- **DIRECTIVE**
Select all lines with the string "object" in them, and copy those lines.

- **MATERIALS PROVIDED**
============
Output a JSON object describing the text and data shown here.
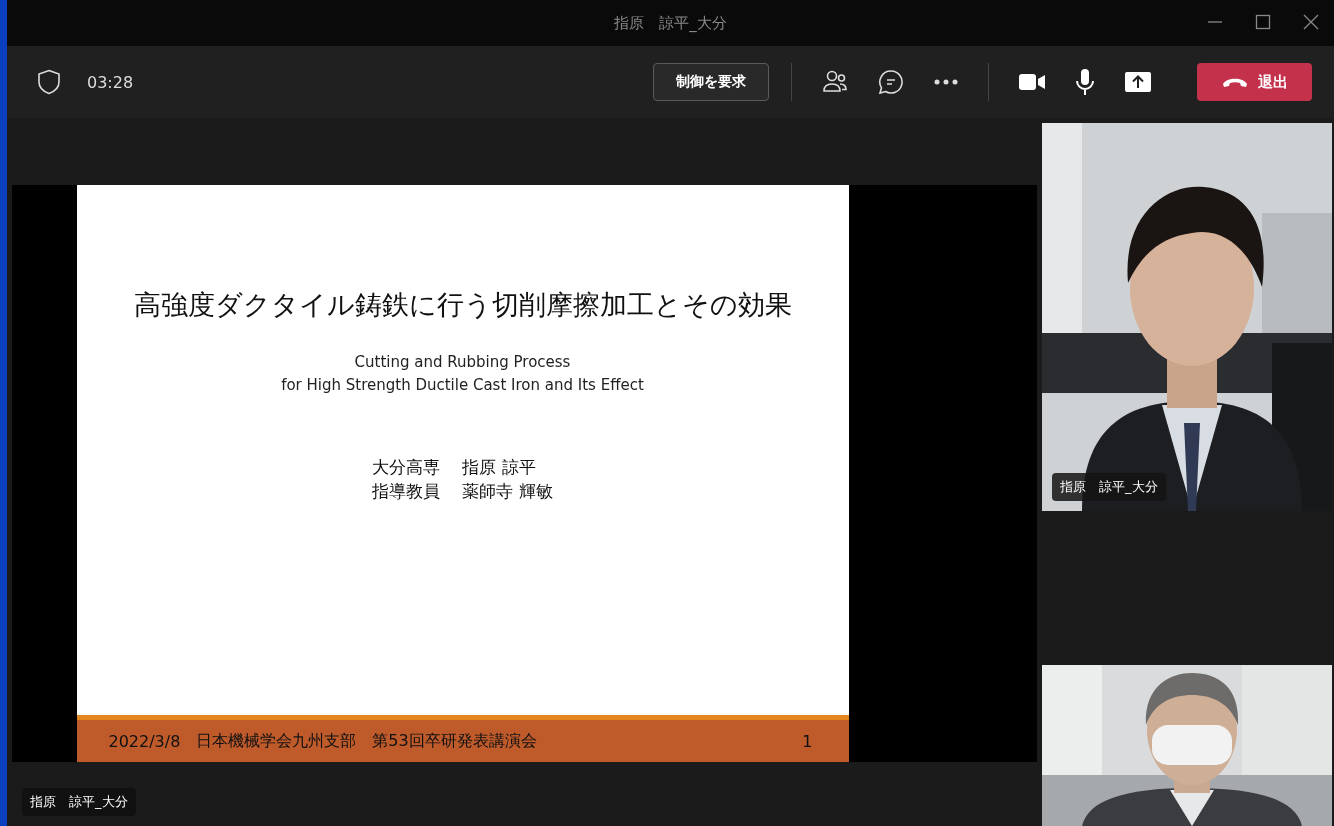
{
  "window": {
    "title": "指原　諒平_大分"
  },
  "toolbar": {
    "timer": "03:28",
    "request_control": "制御を要求",
    "leave": "退出"
  },
  "shared_screen": {
    "slide": {
      "title": "高強度ダクタイル鋳鉄に行う切削摩擦加工とその効果",
      "subtitle": [
        "Cutting and Rubbing Process",
        "for High Strength Ductile Cast Iron and Its Effect"
      ],
      "authors": [
        {
          "affiliation": "大分高専",
          "name": "指原 諒平"
        },
        {
          "affiliation": "指導教員",
          "name": "薬師寺 輝敏"
        }
      ],
      "footer": {
        "date": "2022/3/8",
        "event": "日本機械学会九州支部　第53回卒研発表講演会",
        "page": "1"
      }
    },
    "presenter": "指原　諒平_大分"
  },
  "participant_video": {
    "name": "指原　諒平_大分"
  }
}
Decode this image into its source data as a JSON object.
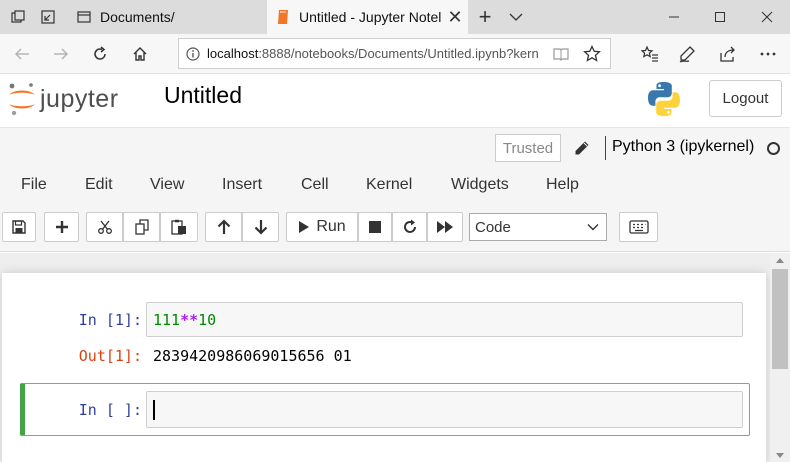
{
  "browser": {
    "tab_inactive_title": "Documents/",
    "tab_active_title": "Untitled - Jupyter Notel",
    "tab_close_glyph": "✕",
    "new_tab_glyph": "+",
    "url_host": "localhost",
    "url_path": ":8888/notebooks/Documents/Untitled.ipynb?kern"
  },
  "header": {
    "logo_text": "jupyter",
    "notebook_name": "Untitled",
    "logout_label": "Logout"
  },
  "status": {
    "trusted_label": "Trusted",
    "kernel_name": "Python 3 (ipykernel)"
  },
  "menu": {
    "items": [
      "File",
      "Edit",
      "View",
      "Insert",
      "Cell",
      "Kernel",
      "Widgets",
      "Help"
    ]
  },
  "toolbar": {
    "run_label": "Run",
    "cell_type": "Code"
  },
  "cells": [
    {
      "in_prompt": "In  [1]:",
      "code_left": "111",
      "code_op": "**",
      "code_right": "10",
      "out_prompt": "Out[1]:",
      "output": "2839420986069015656 01"
    },
    {
      "in_prompt": "In  [ ]:",
      "code": ""
    }
  ],
  "colors": {
    "jupyter_orange": "#f37626",
    "in_prompt": "#303f9f",
    "out_prompt": "#d84315",
    "selected_border": "#42a545"
  }
}
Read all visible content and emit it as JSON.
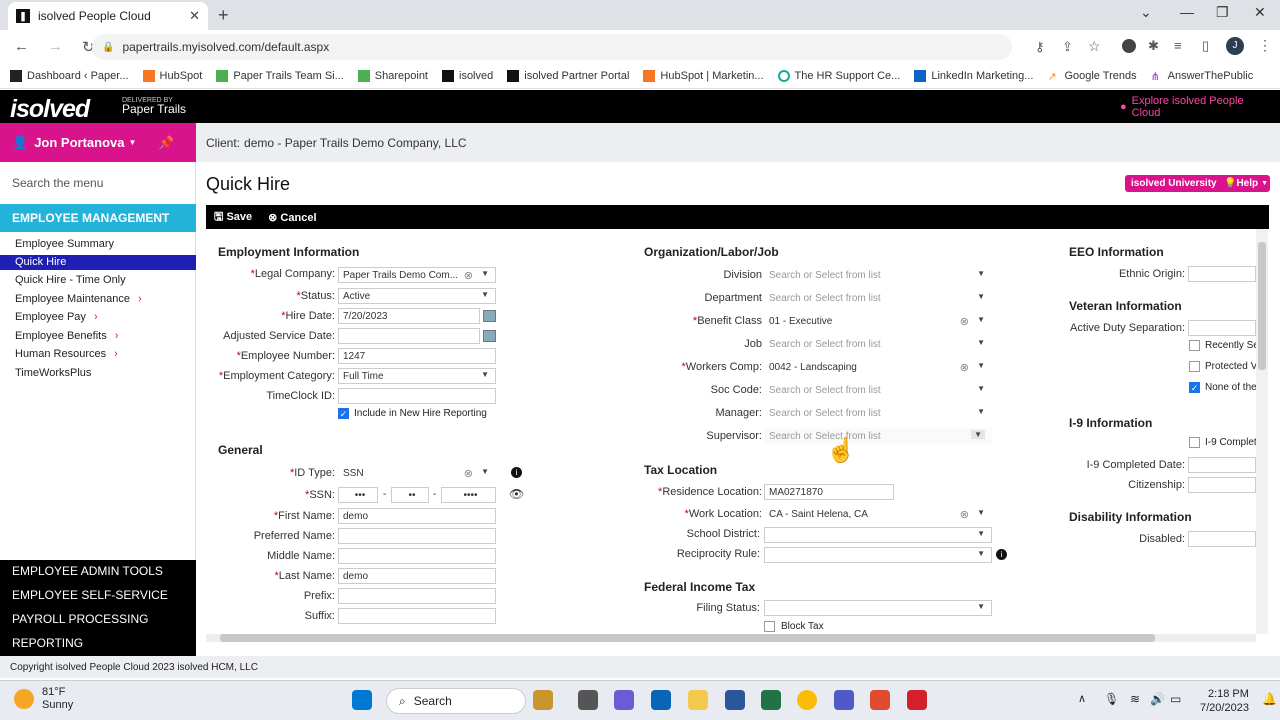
{
  "browser": {
    "tab_title": "isolved People Cloud",
    "url": "papertrails.myisolved.com/default.aspx",
    "profile_initial": "J",
    "bookmarks": [
      "Dashboard ‹ Paper...",
      "HubSpot",
      "Paper Trails Team Si...",
      "Sharepoint",
      "isolved",
      "isolved Partner Portal",
      "HubSpot | Marketin...",
      "The HR Support Ce...",
      "LinkedIn Marketing...",
      "Google Trends",
      "AnswerThePublic"
    ]
  },
  "header": {
    "logo": "isolved",
    "delivered_by": "DELIVERED BY",
    "partner": "Paper Trails",
    "explore": "Explore isolved People Cloud"
  },
  "user": {
    "name": "Jon Portanova"
  },
  "sidebar": {
    "search_placeholder": "Search the menu",
    "section": "EMPLOYEE MANAGEMENT",
    "items": [
      "Employee Summary",
      "Quick Hire",
      "Quick Hire - Time Only",
      "Employee Maintenance",
      "Employee Pay",
      "Employee Benefits",
      "Human Resources",
      "TimeWorksPlus"
    ],
    "bottom": [
      "EMPLOYEE ADMIN TOOLS",
      "EMPLOYEE SELF-SERVICE",
      "PAYROLL PROCESSING",
      "REPORTING"
    ]
  },
  "client": {
    "label": "Client:",
    "value": "demo - Paper Trails Demo Company, LLC"
  },
  "page": {
    "title": "Quick Hire",
    "university": "isolved University",
    "help": "Help"
  },
  "toolbar": {
    "save": "Save",
    "cancel": "Cancel"
  },
  "employment": {
    "title": "Employment Information",
    "legal_company_label": "Legal Company:",
    "legal_company": "Paper Trails Demo Com...",
    "status_label": "Status:",
    "status": "Active",
    "hire_date_label": "Hire Date:",
    "hire_date": "7/20/2023",
    "adjusted_label": "Adjusted Service Date:",
    "emp_number_label": "Employee Number:",
    "emp_number": "1247",
    "emp_category_label": "Employment Category:",
    "emp_category": "Full Time",
    "timeclock_label": "TimeClock ID:",
    "new_hire_label": "Include in New Hire Reporting"
  },
  "general": {
    "title": "General",
    "id_type_label": "ID Type:",
    "id_type": "SSN",
    "ssn_label": "SSN:",
    "ssn_a": "•••",
    "ssn_b": "••",
    "ssn_c": "••••",
    "first_label": "First Name:",
    "first": "demo",
    "preferred_label": "Preferred Name:",
    "middle_label": "Middle Name:",
    "last_label": "Last Name:",
    "last": "demo",
    "prefix_label": "Prefix:",
    "suffix_label": "Suffix:"
  },
  "org": {
    "title": "Organization/Labor/Job",
    "placeholder": "Search or Select from list",
    "division_label": "Division",
    "department_label": "Department",
    "benefit_label": "Benefit Class",
    "benefit": "01 - Executive",
    "job_label": "Job",
    "workers_label": "Workers Comp:",
    "workers": "0042 - Landscaping",
    "soc_label": "Soc Code:",
    "manager_label": "Manager:",
    "supervisor_label": "Supervisor:"
  },
  "tax": {
    "title": "Tax Location",
    "residence_label": "Residence Location:",
    "residence": "MA0271870",
    "work_label": "Work Location:",
    "work": "CA - Saint Helena, CA",
    "school_label": "School District:",
    "reciprocity_label": "Reciprocity Rule:"
  },
  "fit": {
    "title": "Federal Income Tax",
    "filing_label": "Filing Status:",
    "block_label": "Block Tax"
  },
  "eeo": {
    "title": "EEO Information",
    "ethnic_label": "Ethnic Origin:"
  },
  "veteran": {
    "title": "Veteran Information",
    "active_label": "Active Duty Separation:",
    "opt1": "Recently Se",
    "opt2": "Protected V",
    "opt3": "None of the"
  },
  "i9": {
    "title": "I-9 Information",
    "complete_label": "I-9 Complet",
    "date_label": "I-9 Completed Date:",
    "citizenship_label": "Citizenship:"
  },
  "disability": {
    "title": "Disability Information",
    "disabled_label": "Disabled:"
  },
  "footer": "Copyright isolved People Cloud 2023 isolved HCM, LLC",
  "taskbar": {
    "temp": "81°F",
    "weather": "Sunny",
    "search": "Search",
    "time": "2:18 PM",
    "date": "7/20/2023"
  }
}
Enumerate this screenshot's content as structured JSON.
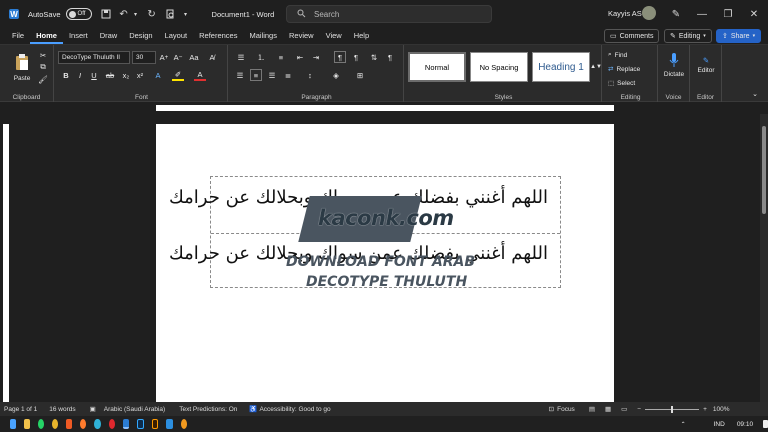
{
  "titlebar": {
    "autosave_label": "AutoSave",
    "autosave_state": "Off",
    "doc_title": "Document1  -  Word",
    "search_placeholder": "Search",
    "user_name": "Kayyis AS"
  },
  "menu": [
    "File",
    "Home",
    "Insert",
    "Draw",
    "Design",
    "Layout",
    "References",
    "Mailings",
    "Review",
    "View",
    "Help"
  ],
  "menu_active": "Home",
  "right_actions": {
    "comments": "Comments",
    "editing": "Editing",
    "share": "Share"
  },
  "ribbon": {
    "clipboard": {
      "paste": "Paste",
      "label": "Clipboard"
    },
    "font": {
      "name": "DecoType Thuluth II",
      "size": "30",
      "label": "Font"
    },
    "paragraph": {
      "label": "Paragraph"
    },
    "styles": {
      "items": [
        "Normal",
        "No Spacing",
        "Heading 1"
      ],
      "label": "Styles"
    },
    "editing": {
      "find": "Find",
      "replace": "Replace",
      "select": "Select",
      "label": "Editing"
    },
    "voice": {
      "dictate": "Dictate",
      "label": "Voice"
    },
    "editor": {
      "editor": "Editor",
      "label": "Editor"
    }
  },
  "document": {
    "line1": "اللهم أغنني بفضلك عمن سواك وبحلالك عن حرامك",
    "line2": "اللهم أغنني بفضلك عمن سواك وبحلالك عن حرامك"
  },
  "watermark": {
    "brand": "kaconk.com",
    "line1": "DOWNLOAD FONT ARAB",
    "line2": "DECOTYPE THULUTH"
  },
  "status": {
    "page": "Page 1 of 1",
    "words": "16 words",
    "language": "Arabic (Saudi Arabia)",
    "predictions": "Text Predictions: On",
    "accessibility": "Accessibility: Good to go",
    "focus": "Focus",
    "zoom": "100%"
  },
  "taskbar": {
    "lang": "IND",
    "time": "09:10"
  },
  "colors": {
    "accent": "#4a9eff",
    "share_bg": "#2563c7",
    "watermark_dark": "#4a5560",
    "watermark_light": "#2b3a45"
  }
}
============
- **EXPECTED ANSWER**
Output a JSON object describing the text and data shown here.
Decode this image into its source data as a JSON object.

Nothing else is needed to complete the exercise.